● **Given problem**
Lift out each line of the data that holds "Gestión".

-- Start Material shown --

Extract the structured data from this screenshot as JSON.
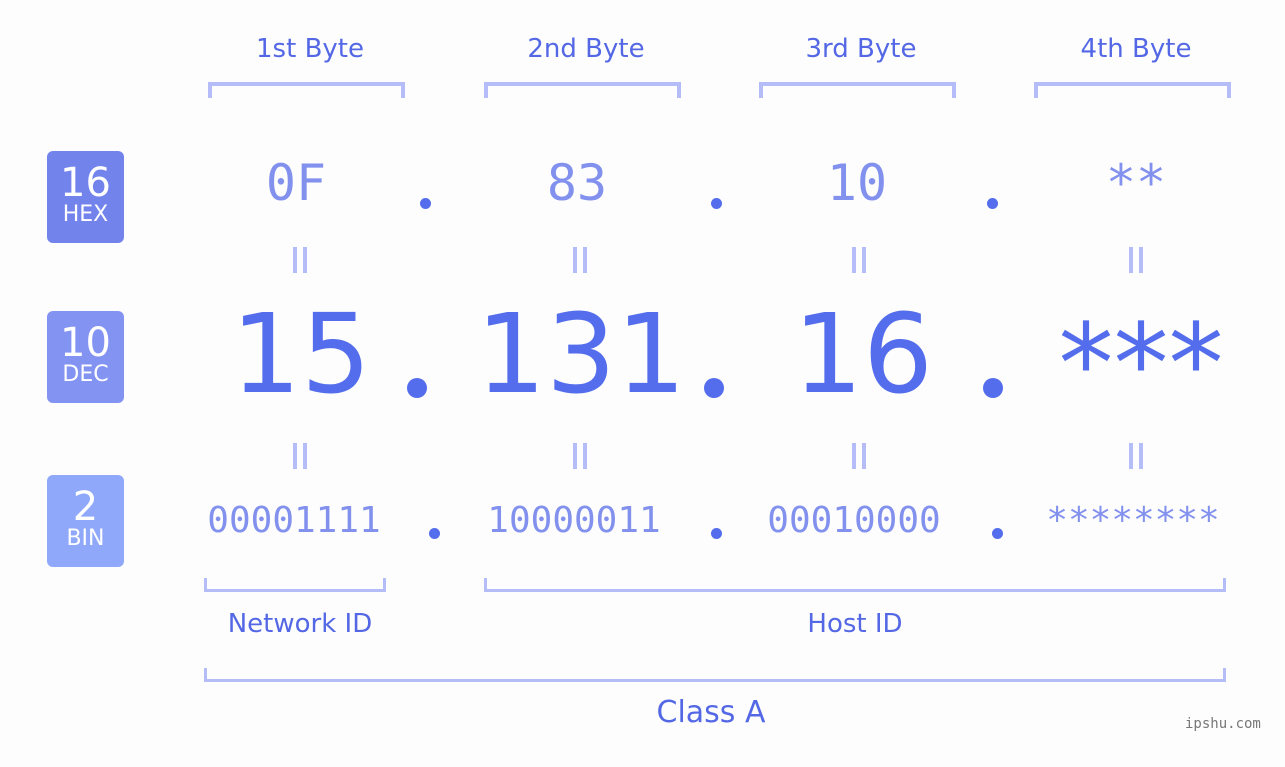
{
  "header": {
    "bytes": [
      "1st Byte",
      "2nd Byte",
      "3rd Byte",
      "4th Byte"
    ]
  },
  "badges": {
    "hex": {
      "number": "16",
      "label": "HEX",
      "color": "#7383ec"
    },
    "dec": {
      "number": "10",
      "label": "DEC",
      "color": "#8393f1"
    },
    "bin": {
      "number": "2",
      "label": "BIN",
      "color": "#8fa8fa"
    }
  },
  "ip": {
    "hex": [
      "0F",
      "83",
      "10",
      "**"
    ],
    "dec": [
      "15",
      "131",
      "16",
      "***"
    ],
    "bin": [
      "00001111",
      "10000011",
      "00010000",
      "********"
    ]
  },
  "labels": {
    "network_id": "Network ID",
    "host_id": "Host ID",
    "class": "Class A"
  },
  "colors": {
    "accent": "#546ded",
    "muted_value": "#8290ee",
    "bracket": "#b4bdf8"
  },
  "watermark": "ipshu.com"
}
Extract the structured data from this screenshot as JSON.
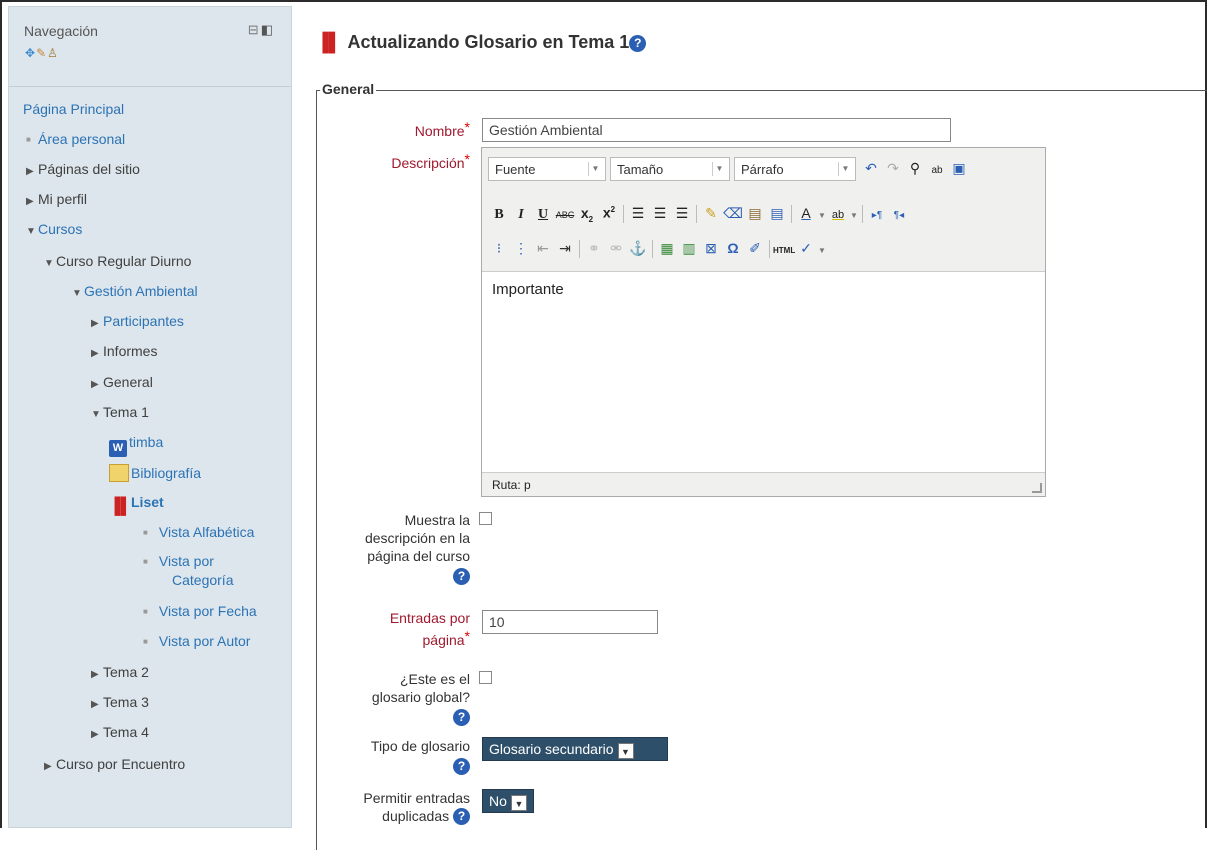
{
  "nav": {
    "title": "Navegación",
    "items": [
      {
        "label": "Página Principal"
      },
      {
        "label": "Área personal"
      },
      {
        "label": "Páginas del sitio"
      },
      {
        "label": "Mi perfil"
      },
      {
        "label": "Cursos"
      },
      {
        "label": "Curso Regular Diurno"
      },
      {
        "label": "Gestión Ambiental"
      },
      {
        "label": "Participantes"
      },
      {
        "label": "Informes"
      },
      {
        "label": "General"
      },
      {
        "label": "Tema 1"
      },
      {
        "label": "timba"
      },
      {
        "label": "Bibliografía"
      },
      {
        "label": "Liset"
      },
      {
        "label": "Vista Alfabética"
      },
      {
        "label": "Vista por"
      },
      {
        "label": "Categoría"
      },
      {
        "label": "Vista por Fecha"
      },
      {
        "label": "Vista por Autor"
      },
      {
        "label": "Tema 2"
      },
      {
        "label": "Tema 3"
      },
      {
        "label": "Tema 4"
      },
      {
        "label": "Curso por Encuentro"
      }
    ]
  },
  "page": {
    "title": "Actualizando Glosario en Tema 1",
    "legend": "General"
  },
  "form": {
    "nombre_label": "Nombre",
    "nombre_value": "Gestión Ambiental",
    "descripcion_label": "Descripción",
    "editor": {
      "font": "Fuente",
      "size": "Tamaño",
      "format": "Párrafo",
      "content": "Importante",
      "status": "Ruta: p"
    },
    "muestra_label_1": "Muestra la",
    "muestra_label_2": "descripción en la",
    "muestra_label_3": "página del curso",
    "entradas_label_1": "Entradas por",
    "entradas_label_2": "página",
    "entradas_value": "10",
    "global_label_1": "¿Este es el",
    "global_label_2": "glosario global?",
    "tipo_label": "Tipo de glosario",
    "tipo_value": "Glosario secundario",
    "permitir_label_1": "Permitir entradas",
    "permitir_label_2": "duplicadas",
    "permitir_value": "No"
  },
  "colors": {
    "link": "#2c73b5",
    "required": "#a0192e",
    "sidebar_bg": "#dde6ec",
    "select_bg": "#2e4f6a"
  }
}
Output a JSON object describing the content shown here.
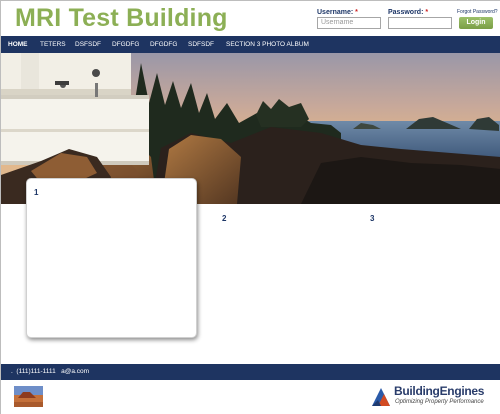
{
  "site": {
    "title": "MRI Test Building"
  },
  "login": {
    "username_label": "Username:",
    "username_required": "*",
    "username_placeholder": "Username",
    "password_label": "Password:",
    "password_required": "*",
    "password_placeholder": "",
    "forgot_label": "Forgot Password?",
    "login_button": "Login"
  },
  "nav": {
    "items": [
      {
        "label": "HOME"
      },
      {
        "label": "TETERS"
      },
      {
        "label": "DSFSDF"
      },
      {
        "label": "DFGDFG"
      },
      {
        "label": "DFGDFG"
      },
      {
        "label": "SDFSDF"
      },
      {
        "label": "SECTION 3 PHOTO ALBUM"
      }
    ]
  },
  "content": {
    "columns": [
      {
        "number": "1"
      },
      {
        "number": "2"
      },
      {
        "number": "3"
      }
    ]
  },
  "footer": {
    "contact": ".  (111)111-1111   a@a.com"
  },
  "branding": {
    "name": "BuildingEngines",
    "tagline": "Optimizing Property Performance"
  },
  "colors": {
    "title_green": "#8caf55",
    "navy": "#1e3461",
    "login_green": "#7a9e45"
  },
  "icons": {
    "logo": "building-engines-logo-icon",
    "thumbnail": "desert-landscape-thumbnail"
  }
}
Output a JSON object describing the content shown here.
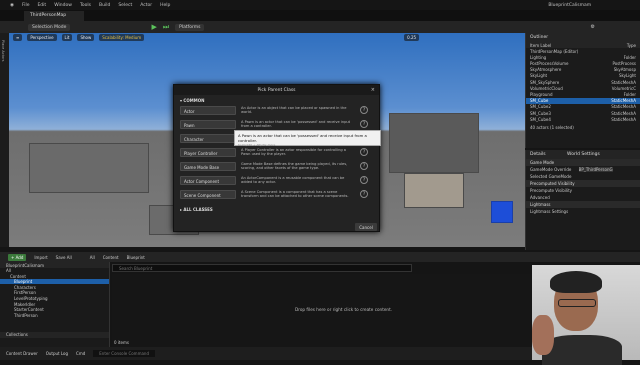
{
  "menu": [
    "File",
    "Edit",
    "Window",
    "Tools",
    "Build",
    "Select",
    "Actor",
    "Help"
  ],
  "project_name": "BlueprintCalismam",
  "map_tab": "ThirdPersonMap",
  "toolbar": {
    "selection_mode": "Selection Mode",
    "platforms": "Platforms"
  },
  "viewport": {
    "perspective": "Perspective",
    "lit": "Lit",
    "show": "Show",
    "scalability": "Scalability: Medium",
    "fov": "0.25"
  },
  "side_label": "Place Actors",
  "outliner": {
    "title": "Outliner",
    "column": "Item Label",
    "column_type": "Type",
    "rows": [
      {
        "label": "ThirdPersonMap (Editor)",
        "type": "",
        "sel": false
      },
      {
        "label": "Lighting",
        "type": "Folder",
        "sel": false
      },
      {
        "label": "PostProcessVolume",
        "type": "PostProcess",
        "sel": false
      },
      {
        "label": "SkyAtmosphere",
        "type": "SkyAtmosp",
        "sel": false
      },
      {
        "label": "SkyLight",
        "type": "SkyLight",
        "sel": false
      },
      {
        "label": "SM_SkySphere",
        "type": "StaticMeshA",
        "sel": false
      },
      {
        "label": "VolumetricCloud",
        "type": "VolumetricC",
        "sel": false
      },
      {
        "label": "Playground",
        "type": "Folder",
        "sel": false
      },
      {
        "label": "SM_Cube",
        "type": "StaticMeshA",
        "sel": true
      },
      {
        "label": "SM_Cube2",
        "type": "StaticMeshA",
        "sel": false
      },
      {
        "label": "SM_Cube3",
        "type": "StaticMeshA",
        "sel": false
      },
      {
        "label": "SM_Cube4",
        "type": "StaticMeshA",
        "sel": false
      }
    ],
    "count": "40 actors (1 selected)"
  },
  "details": {
    "tab1": "Details",
    "tab2": "World Settings",
    "rows": [
      "Game Mode",
      "GameMode Override",
      "Selected GameMode",
      "Precomputed Visibility",
      "Precompute Visibility",
      "Advanced",
      "Lightmass",
      "Lightmass Settings"
    ],
    "override_value": "BP_ThirdPersonG"
  },
  "dialog": {
    "title": "Pick Parent Class",
    "section": "COMMON",
    "classes": [
      {
        "name": "Actor",
        "desc": "An Actor is an object that can be placed or spawned in the world."
      },
      {
        "name": "Pawn",
        "desc": "A Pawn is an actor that can be 'possessed' and receive input from a controller."
      },
      {
        "name": "Character",
        "desc": "A character is a type of Pawn that includes the ability to walk around."
      },
      {
        "name": "Player Controller",
        "desc": "A Player Controller is an actor responsible for controlling a Pawn used by the player."
      },
      {
        "name": "Game Mode Base",
        "desc": "Game Mode Base defines the game being played, its rules, scoring, and other facets of the game type."
      },
      {
        "name": "Actor Component",
        "desc": "An ActorComponent is a reusable component that can be added to any actor."
      },
      {
        "name": "Scene Component",
        "desc": "A Scene Component is a component that has a scene transform and can be attached to other scene components."
      }
    ],
    "all_classes": "ALL CLASSES",
    "cancel": "Cancel",
    "tooltip": "A Pawn is an actor that can be 'possessed' and receive input from a controller.",
    "tooltip_hint": "hold (Ctrl + Alt) for more"
  },
  "content_browser": {
    "add": "+ Add",
    "import": "Import",
    "save_all": "Save All",
    "path": [
      "All",
      "Content",
      "Blueprint"
    ],
    "project": "BlueprintCalismam",
    "folders": [
      {
        "name": "All",
        "sel": false
      },
      {
        "name": "Content",
        "sel": false
      },
      {
        "name": "Blueprint",
        "sel": true
      },
      {
        "name": "Characters",
        "sel": false
      },
      {
        "name": "FirstPerson",
        "sel": false
      },
      {
        "name": "LevelPrototyping",
        "sel": false
      },
      {
        "name": "MakerIdler",
        "sel": false
      },
      {
        "name": "StarterContent",
        "sel": false
      },
      {
        "name": "ThirdPerson",
        "sel": false
      }
    ],
    "search_placeholder": "Search Blueprint",
    "drop_text": "Drop files here or right click to create content.",
    "items": "0 items",
    "collections": "Collections"
  },
  "status": {
    "drawer": "Content Drawer",
    "log": "Output Log",
    "cmd": "Cmd",
    "console_placeholder": "Enter Console Command"
  }
}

-- End Material shown --

● **Output for this exercise**
        "label": "Gestión Ambiental"
    "nombre_value": "Gestión Ambiental",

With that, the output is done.